- [EXERCISE PROMPT] Reproduce all records verbatim.

## start EXERCISE INPUTS

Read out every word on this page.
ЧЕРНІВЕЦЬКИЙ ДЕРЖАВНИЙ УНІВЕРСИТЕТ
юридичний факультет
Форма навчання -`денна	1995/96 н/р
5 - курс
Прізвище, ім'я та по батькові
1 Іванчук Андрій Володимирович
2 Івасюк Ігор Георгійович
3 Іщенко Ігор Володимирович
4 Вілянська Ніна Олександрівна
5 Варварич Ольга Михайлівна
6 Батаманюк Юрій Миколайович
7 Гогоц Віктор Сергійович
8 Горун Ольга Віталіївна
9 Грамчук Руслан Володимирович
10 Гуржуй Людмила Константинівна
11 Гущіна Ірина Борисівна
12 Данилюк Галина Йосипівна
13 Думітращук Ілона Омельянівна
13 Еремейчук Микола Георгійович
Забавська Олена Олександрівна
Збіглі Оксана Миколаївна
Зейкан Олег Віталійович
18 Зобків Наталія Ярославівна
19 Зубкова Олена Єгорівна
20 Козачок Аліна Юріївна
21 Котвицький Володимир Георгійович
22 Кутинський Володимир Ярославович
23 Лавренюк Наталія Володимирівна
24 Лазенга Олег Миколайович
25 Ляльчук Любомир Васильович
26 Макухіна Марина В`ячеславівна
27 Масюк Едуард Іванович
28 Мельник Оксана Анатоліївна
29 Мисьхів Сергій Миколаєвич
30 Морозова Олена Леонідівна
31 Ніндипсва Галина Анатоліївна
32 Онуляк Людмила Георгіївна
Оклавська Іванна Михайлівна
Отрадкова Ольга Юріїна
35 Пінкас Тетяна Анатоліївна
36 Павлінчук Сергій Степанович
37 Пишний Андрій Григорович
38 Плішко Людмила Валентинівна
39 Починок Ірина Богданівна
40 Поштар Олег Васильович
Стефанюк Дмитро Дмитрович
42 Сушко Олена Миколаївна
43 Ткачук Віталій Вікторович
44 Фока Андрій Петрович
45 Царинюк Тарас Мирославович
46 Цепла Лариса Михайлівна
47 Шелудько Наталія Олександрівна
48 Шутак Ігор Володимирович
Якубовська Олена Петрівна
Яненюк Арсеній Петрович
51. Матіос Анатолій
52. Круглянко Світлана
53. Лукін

## end EXERCISE INPUTS

- [COMPLETE RESPONSE]
Read out every word on this page.
ЧЕРНІВЕЦЬКИЙ ДЕРЖАВНИЙ УНІВЕРСИТЕТ
юридичний факультет
Форма навчання -`денна	1995/96 н/р
5 - курс
Прізвище, ім'я та по батькові
1 Іванчук Андрій Володимирович
2 Івасюк Ігор Георгійович
3 Іщенко Ігор Володимирович
4 Вілянська Ніна Олександрівна
5 Варварич Ольга Михайлівна
6 Батаманюк Юрій Миколайович
7 Гогоц Віктор Сергійович
8 Горун Ольга Віталіївна
9 Грамчук Руслан Володимирович
10 Гуржуй Людмила Константинівна
11 Гущіна Ірина Борисівна
12 Данилюк Галина Йосипівна
13 Думітращук Ілона Омельянівна
13 Еремейчук Микола Георгійович
Забавська Олена Олександрівна
Збіглі Оксана Миколаївна
Зейкан Олег Віталійович
18 Зобків Наталія Ярославівна
19 Зубкова Олена Єгорівна
20 Козачок Аліна Юріївна
21 Котвицький Володимир Георгійович
22 Кутинський Володимир Ярославович
23 Лавренюк Наталія Володимирівна
24 Лазенга Олег Миколайович
25 Ляльчук Любомир Васильович
26 Макухіна Марина В`ячеславівна
27 Масюк Едуард Іванович
28 Мельник Оксана Анатоліївна
29 Мисьхів Сергій Миколаєвич
30 Морозова Олена Леонідівна
31 Ніндипсва Галина Анатоліївна
32 Онуляк Людмила Георгіївна
Оклавська Іванна Михайлівна
Отрадкова Ольга Юріїна
35 Пінкас Тетяна Анатоліївна
36 Павлінчук Сергій Степанович
37 Пишний Андрій Григорович
38 Плішко Людмила Валентинівна
39 Починок Ірина Богданівна
40 Поштар Олег Васильович
Стефанюк Дмитро Дмитрович
42 Сушко Олена Миколаївна
43 Ткачук Віталій Вікторович
44 Фока Андрій Петрович
45 Царинюк Тарас Мирославович
46 Цепла Лариса Михайлівна
47 Шелудько Наталія Олександрівна
48 Шутак Ігор Володимирович
Якубовська Олена Петрівна
Яненюк Арсеній Петрович
51. Матіос Анатолій
52. Круглянко Світлана
53. Лукін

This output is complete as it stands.